--- begin ---

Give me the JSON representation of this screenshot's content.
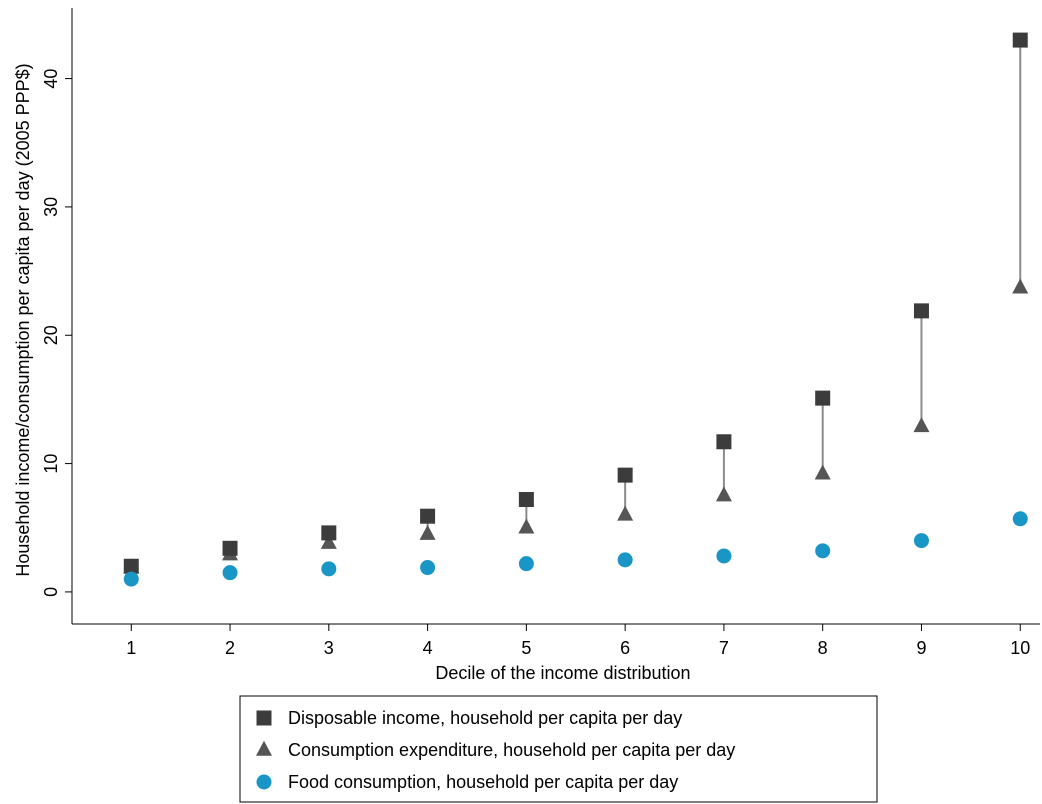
{
  "chart_data": {
    "type": "scatter",
    "title": "",
    "xlabel": "Decile of the income distribution",
    "ylabel": "Household income/consumption per capita per day (2005 PPP$)",
    "x": [
      1,
      2,
      3,
      4,
      5,
      6,
      7,
      8,
      9,
      10
    ],
    "xlim": [
      0.4,
      10.2
    ],
    "ylim": [
      -2.5,
      45.5
    ],
    "x_ticks": [
      1,
      2,
      3,
      4,
      5,
      6,
      7,
      8,
      9,
      10
    ],
    "y_ticks": [
      0,
      10,
      20,
      30,
      40
    ],
    "grid": false,
    "legend_position": "bottom",
    "series": [
      {
        "name": "Disposable income, household per capita per day",
        "marker": "square",
        "color": "#3c3c3c",
        "values": [
          2.0,
          3.4,
          4.6,
          5.9,
          7.2,
          9.1,
          11.7,
          15.1,
          21.9,
          43.0
        ]
      },
      {
        "name": "Consumption expenditure, household per capita per day",
        "marker": "triangle",
        "color": "#555555",
        "values": [
          1.9,
          2.9,
          3.8,
          4.5,
          5.0,
          6.0,
          7.5,
          9.2,
          12.9,
          23.7
        ]
      },
      {
        "name": "Food consumption, household per capita per day",
        "marker": "circle",
        "color": "#1a96c6",
        "values": [
          1.0,
          1.5,
          1.8,
          1.9,
          2.2,
          2.5,
          2.8,
          3.2,
          4.0,
          5.7
        ]
      }
    ],
    "range_lines": {
      "between": [
        "Disposable income, household per capita per day",
        "Consumption expenditure, household per capita per day"
      ],
      "color": "#8c8c8c"
    }
  }
}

--- end ---

Find the word "income" and list each line it appears in.

CORRECT RESULT:
    "xlabel": "Decile of the income distribution",
    "ylabel": "Household income/consumption per capita per day (2005 PPP$)",
        "name": "Disposable income, household per capita per day",
        "Disposable income, household per capita per day",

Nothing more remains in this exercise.